Recusou ser operado, veementemente. Já tinham passado 25 anos da morte do pai, mas os cheiros, os sons, o isolamento e o sofrimento eram ainda demasiado presentes. Não, ele não se sujeitaria, nem aos seus, ao mesmo. O médico, porém, fez-se parco em rodeios: era a colostomia ou a morte certa, às mãos do cancro colo-rectal. Mas também lhe disse que, com 64 anos, ainda podia viver muito mais. «De certeza que passa por muitas pessoas assim na rua e nem dá por isso».

Não se convenceu, mas escolheu viver. Sentiu, à mesma, que parte de si morria naquele bloco operatório. Levou meses até conseguir voltar a relacionar-se com o seu corpo. Passaram 13 anos e ainda hoje teme afastar-se de casa, não vá o saco de colostomia rebentar ou descolar-se. Vive afastado do convívio social por não tolerar a ideia do olhar dos outros perante um ruído intestinal. Valeu-lhe sempre a melhor amiga: a filha.

Isabel Luz, farmacêutica, directora-técnica da Farmácia Rainha, em Carrazeda de Ansiães, distrito de Bragança, foi sempre a cuidadora do pai. Desde criança. Recorda-se de ser pequenina e fazer com ele os exercícios de reabilitação da fala, depois de um primeiro cancro lhe ter afectado as cordas vocais. Não nega, contudo, que o dia em que pediu à enfermeira do IPO do Porto para a ensinar a lidar com o estoma de João foi um dos momentos mais difíceis da sua vida. «Ela mudou o saco para eu ver, tirei todas as dúvidas e, a seguir, arrancou tudo novamente, apontou-me o material, virou costas e foi-se embora. Ficámos sozinhos e o meu pai começou a chorar. O meu herói, a chorar!».

Isabel fez-se forte. Seguiu todas as instruções, voltou a chamar a enfermeira para verificar se estava tudo bem e saiu a correr. Estava atrasada, mentiu ao pai. «Sentei-me no primeiro banco que encontrei no corredor e ali fiquei, não sei quanto tempo. As lágrimas escorriam. Só me perguntava o que iria ser da vida dele».

**Tarefa**
Por favor, reescreva de forma mais breve o parágrafo do excerto que começa por «Não se convenceu, mas escolheu viver», mantendo os factos principais.

**Linhas fornecidas**
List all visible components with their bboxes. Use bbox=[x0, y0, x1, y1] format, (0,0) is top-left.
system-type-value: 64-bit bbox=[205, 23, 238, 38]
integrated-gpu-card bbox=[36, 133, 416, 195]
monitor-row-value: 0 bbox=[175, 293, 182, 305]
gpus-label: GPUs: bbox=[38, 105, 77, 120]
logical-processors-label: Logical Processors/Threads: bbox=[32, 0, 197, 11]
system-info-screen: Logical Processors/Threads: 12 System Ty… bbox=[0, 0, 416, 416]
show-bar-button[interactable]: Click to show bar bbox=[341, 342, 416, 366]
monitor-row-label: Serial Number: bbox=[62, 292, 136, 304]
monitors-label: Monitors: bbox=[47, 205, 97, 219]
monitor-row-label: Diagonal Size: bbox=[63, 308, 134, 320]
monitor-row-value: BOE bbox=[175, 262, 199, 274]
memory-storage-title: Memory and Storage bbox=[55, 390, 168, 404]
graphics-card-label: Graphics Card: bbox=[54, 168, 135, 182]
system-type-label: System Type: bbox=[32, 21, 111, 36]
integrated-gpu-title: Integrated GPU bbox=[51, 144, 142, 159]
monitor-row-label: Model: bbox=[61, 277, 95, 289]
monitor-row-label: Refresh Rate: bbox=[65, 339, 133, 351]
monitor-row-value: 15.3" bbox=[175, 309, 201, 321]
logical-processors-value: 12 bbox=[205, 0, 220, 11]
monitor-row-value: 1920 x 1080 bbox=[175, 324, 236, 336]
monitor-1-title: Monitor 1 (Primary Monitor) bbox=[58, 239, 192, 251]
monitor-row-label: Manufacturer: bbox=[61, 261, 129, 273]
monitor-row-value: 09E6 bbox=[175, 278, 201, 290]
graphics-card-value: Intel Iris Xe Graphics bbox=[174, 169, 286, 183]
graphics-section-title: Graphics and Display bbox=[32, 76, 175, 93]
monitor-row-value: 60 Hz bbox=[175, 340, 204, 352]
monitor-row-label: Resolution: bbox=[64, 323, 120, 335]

**Resultado**
Sem se convencer, escolheu viver, embora sentisse que parte de si morria no bloco operatório. Levou meses a voltar a relacionar-se com o corpo. Treze anos depois, ainda teme afastar-se de casa, com receio de que o saco de colostomia rebente ou se descole. Vive longe do convívio social porque não tolera a ideia do olhar dos outros perante um ruído intestinal. Contou sempre com a filha, a sua melhor amiga.